Given exercise: Copy out, from the entries below, each line holding the string "value".

Input records:

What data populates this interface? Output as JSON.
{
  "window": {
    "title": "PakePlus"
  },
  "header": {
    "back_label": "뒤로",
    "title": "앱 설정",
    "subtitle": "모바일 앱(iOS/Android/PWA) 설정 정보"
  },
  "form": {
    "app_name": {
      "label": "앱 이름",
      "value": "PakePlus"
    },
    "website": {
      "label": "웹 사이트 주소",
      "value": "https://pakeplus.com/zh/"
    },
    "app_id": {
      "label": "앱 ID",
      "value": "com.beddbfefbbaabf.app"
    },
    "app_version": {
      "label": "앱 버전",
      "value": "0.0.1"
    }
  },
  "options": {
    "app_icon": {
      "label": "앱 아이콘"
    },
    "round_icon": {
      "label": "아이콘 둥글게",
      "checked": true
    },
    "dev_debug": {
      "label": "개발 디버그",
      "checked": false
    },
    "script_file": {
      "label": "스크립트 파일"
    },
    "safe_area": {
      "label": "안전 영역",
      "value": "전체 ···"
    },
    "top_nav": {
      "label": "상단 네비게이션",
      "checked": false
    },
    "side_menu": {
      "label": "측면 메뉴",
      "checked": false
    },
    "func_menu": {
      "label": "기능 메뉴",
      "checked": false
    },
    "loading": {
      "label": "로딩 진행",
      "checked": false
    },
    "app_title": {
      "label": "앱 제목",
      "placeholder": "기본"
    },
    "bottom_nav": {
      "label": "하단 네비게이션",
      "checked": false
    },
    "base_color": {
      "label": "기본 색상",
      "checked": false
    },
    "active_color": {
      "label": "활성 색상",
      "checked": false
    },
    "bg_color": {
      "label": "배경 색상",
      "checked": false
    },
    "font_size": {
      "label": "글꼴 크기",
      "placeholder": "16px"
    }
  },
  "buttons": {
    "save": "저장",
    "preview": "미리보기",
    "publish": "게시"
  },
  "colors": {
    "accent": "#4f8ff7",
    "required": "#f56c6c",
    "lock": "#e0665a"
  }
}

Reply to the exercise:
      "value": "PakePlus"
      "value": "https://pakeplus.com/zh/"
      "value": "com.beddbfefbbaabf.app"
      "value": "0.0.1"
      "value": "전체 ···"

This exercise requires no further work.